* _SHORT TASK_:
From the entries below, count the lines with "temperature". Write only the count.

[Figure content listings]
━━━━━━━━━━━━━━━━━━━━

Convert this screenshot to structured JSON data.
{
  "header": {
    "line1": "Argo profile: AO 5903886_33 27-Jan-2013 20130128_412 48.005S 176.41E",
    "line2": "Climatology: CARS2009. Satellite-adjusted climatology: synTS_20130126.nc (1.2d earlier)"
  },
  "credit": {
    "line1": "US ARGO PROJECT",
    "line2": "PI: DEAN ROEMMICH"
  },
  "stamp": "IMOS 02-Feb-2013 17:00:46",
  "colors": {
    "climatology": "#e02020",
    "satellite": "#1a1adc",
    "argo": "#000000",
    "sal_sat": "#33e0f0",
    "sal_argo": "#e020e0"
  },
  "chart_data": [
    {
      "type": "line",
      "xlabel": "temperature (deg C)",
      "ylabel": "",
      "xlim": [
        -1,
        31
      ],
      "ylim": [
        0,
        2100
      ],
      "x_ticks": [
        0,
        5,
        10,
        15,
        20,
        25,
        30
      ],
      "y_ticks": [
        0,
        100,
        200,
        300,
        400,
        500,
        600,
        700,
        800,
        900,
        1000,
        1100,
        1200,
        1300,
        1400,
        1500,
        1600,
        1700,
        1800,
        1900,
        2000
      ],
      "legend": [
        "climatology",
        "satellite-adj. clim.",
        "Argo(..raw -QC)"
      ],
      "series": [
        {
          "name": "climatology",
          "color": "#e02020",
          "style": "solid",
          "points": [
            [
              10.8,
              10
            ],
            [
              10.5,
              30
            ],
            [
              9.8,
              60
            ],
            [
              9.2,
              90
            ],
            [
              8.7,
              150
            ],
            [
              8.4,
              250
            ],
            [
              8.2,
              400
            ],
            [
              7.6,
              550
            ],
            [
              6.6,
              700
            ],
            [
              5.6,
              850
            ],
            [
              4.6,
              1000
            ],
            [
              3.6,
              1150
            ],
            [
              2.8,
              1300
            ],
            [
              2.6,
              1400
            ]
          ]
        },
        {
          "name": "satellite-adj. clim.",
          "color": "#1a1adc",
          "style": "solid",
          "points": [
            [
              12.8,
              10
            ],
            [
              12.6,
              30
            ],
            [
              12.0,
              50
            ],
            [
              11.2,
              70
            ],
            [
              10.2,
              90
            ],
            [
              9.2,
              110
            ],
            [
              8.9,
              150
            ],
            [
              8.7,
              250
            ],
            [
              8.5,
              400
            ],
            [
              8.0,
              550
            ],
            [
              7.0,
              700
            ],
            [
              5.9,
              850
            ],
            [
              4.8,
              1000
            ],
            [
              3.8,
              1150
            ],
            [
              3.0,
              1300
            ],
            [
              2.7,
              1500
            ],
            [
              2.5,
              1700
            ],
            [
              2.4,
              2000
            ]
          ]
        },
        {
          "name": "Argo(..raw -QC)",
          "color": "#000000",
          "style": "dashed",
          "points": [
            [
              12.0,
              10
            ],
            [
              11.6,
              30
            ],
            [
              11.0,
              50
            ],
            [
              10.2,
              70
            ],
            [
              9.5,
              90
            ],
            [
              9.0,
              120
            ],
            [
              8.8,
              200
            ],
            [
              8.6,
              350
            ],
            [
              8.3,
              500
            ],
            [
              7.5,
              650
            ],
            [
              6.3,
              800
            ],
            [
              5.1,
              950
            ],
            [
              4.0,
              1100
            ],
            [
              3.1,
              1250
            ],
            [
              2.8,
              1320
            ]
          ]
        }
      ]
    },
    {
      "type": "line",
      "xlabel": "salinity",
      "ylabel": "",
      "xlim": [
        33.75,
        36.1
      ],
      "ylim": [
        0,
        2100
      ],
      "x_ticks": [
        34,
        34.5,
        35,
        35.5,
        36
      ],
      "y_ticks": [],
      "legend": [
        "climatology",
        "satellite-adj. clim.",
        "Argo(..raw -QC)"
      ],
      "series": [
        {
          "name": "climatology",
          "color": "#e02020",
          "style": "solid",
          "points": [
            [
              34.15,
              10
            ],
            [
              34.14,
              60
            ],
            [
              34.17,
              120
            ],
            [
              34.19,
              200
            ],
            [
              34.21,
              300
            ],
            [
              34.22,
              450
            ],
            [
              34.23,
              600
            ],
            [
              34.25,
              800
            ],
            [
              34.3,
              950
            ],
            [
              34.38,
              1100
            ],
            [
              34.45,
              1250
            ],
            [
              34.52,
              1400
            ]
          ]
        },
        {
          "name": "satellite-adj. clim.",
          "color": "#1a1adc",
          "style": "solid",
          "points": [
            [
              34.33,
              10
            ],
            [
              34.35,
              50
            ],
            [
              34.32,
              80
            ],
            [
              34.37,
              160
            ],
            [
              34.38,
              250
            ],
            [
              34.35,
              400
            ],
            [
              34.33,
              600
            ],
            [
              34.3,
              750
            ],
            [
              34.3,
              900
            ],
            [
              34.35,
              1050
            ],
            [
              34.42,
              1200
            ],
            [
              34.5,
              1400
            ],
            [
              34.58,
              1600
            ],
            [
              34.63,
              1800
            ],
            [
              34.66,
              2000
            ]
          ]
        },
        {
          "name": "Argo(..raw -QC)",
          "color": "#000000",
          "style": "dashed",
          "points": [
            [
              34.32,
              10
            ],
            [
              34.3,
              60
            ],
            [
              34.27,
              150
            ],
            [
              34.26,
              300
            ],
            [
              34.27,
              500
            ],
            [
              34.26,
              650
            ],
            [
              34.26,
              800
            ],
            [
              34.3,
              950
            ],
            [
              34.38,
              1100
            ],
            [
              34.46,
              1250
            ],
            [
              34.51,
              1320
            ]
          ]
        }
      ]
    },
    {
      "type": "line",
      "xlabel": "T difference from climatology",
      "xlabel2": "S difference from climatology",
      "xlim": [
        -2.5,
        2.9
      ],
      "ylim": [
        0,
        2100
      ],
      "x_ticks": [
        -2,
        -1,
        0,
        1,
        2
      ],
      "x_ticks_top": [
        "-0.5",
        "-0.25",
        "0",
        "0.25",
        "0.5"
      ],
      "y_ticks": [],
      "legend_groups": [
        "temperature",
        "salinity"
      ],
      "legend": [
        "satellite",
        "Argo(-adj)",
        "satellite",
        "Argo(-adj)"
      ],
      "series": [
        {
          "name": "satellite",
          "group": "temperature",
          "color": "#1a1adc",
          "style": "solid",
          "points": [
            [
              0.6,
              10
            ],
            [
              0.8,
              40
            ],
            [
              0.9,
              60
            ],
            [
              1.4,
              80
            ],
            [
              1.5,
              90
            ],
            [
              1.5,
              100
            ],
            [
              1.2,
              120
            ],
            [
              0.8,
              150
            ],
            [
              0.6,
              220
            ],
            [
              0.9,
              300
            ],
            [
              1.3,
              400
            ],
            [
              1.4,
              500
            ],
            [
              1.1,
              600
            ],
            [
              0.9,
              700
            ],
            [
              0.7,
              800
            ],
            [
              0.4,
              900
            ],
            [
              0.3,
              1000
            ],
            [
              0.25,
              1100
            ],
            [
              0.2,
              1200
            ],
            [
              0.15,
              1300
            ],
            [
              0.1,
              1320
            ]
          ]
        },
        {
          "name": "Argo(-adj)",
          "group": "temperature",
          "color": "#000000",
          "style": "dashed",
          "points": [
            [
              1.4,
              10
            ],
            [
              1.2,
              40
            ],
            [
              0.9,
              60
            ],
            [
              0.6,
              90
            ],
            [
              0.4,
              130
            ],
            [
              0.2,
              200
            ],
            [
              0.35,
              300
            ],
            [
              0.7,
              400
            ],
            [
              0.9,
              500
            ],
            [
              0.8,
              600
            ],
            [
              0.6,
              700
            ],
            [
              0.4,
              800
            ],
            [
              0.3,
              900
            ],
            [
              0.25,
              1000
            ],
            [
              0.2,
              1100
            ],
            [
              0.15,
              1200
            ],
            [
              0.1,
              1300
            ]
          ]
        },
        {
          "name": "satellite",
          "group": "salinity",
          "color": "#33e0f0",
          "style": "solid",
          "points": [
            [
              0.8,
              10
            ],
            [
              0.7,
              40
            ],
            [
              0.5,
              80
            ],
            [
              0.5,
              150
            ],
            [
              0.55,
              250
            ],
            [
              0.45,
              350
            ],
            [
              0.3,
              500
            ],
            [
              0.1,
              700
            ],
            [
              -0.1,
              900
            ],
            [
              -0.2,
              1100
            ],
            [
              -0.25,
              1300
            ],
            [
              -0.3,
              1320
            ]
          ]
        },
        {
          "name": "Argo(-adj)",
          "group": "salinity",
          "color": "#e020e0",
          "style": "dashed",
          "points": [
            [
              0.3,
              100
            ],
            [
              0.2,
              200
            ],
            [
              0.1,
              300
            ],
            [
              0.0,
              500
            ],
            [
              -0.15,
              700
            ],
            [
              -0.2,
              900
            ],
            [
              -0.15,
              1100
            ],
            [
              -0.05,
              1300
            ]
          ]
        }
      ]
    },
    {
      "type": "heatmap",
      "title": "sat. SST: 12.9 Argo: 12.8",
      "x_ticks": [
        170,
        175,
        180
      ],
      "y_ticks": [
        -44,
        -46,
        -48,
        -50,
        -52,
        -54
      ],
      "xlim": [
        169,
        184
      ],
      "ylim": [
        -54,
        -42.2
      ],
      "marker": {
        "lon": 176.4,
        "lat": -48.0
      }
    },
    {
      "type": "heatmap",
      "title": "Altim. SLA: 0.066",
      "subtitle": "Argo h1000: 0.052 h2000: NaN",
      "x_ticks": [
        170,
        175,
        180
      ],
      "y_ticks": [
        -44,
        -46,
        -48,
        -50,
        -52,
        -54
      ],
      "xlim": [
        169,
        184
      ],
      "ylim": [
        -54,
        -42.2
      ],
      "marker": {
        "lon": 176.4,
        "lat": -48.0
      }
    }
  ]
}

━━━━━━━━━━━━━━━━━━━━

* _THE RESPONSE_:
4